» **Selected text**
○ ○ ○ ○
The photo above was taken during a reading at the home of Izabela Barry, in New York City (Yonkers, to be more precise). Izabela has been a mover and shaker in the world of Polish lit for years (she’s holding a glass of wine in the photo above), and her living room the setting for readings, discussions, and receptions. (We were honored to have Evolution of Desire: A Life of René Girard featured one evening a couple years ago – a French event, not Polish, admittedly, but we were further privileged to have the incandescent Polish scholar Irena Grudzińska Gross as interlocutor.)

The New York Times reports:

Ms. Tokarczuk is best known for her 2014 historical novel Księgi Jakubowe or The Book of Jacob, centered in the Hapsburg and Ottoman Empires and focused on the life of Jacob Frank, an 18th century Polish leader of a Jewish splinter group that converted to Islam and then Catholicism. “She has in this work showed the supreme capacity of the novel to represent a case almost beyond human understanding,” Nobel officials wrote in their citation.

In 2018, she got renewed prominence after winning the Man Booker International Prize for translated fiction for “Flights,” an experimental novel based on stories of travel.
○ ○ ○ ○
» **Dataset excerpt**

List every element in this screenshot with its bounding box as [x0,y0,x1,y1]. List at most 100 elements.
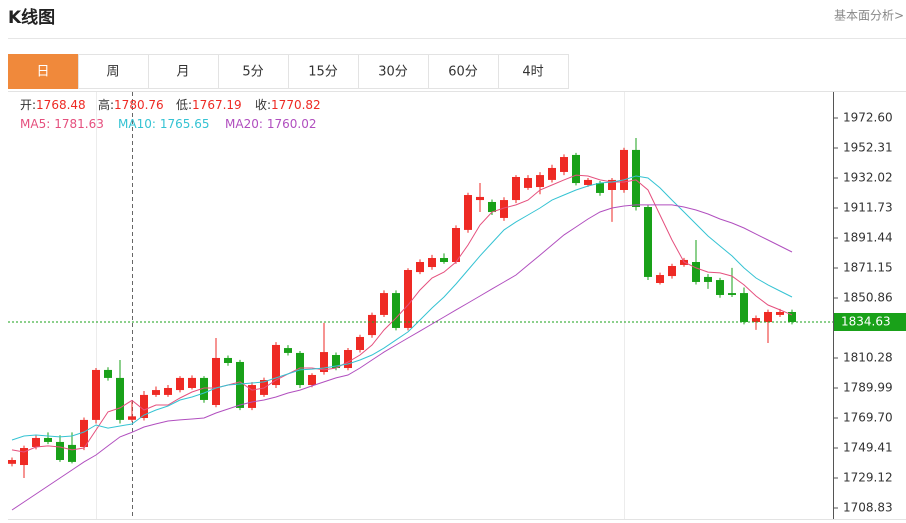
○ ○ ○ ○
» **Description of the task**
In the selected text about Tokarczuk, for which novel did she win the Man Booker International Prize in 2018?

» **The result**
"Flights," an experimental novel based on stories of travel.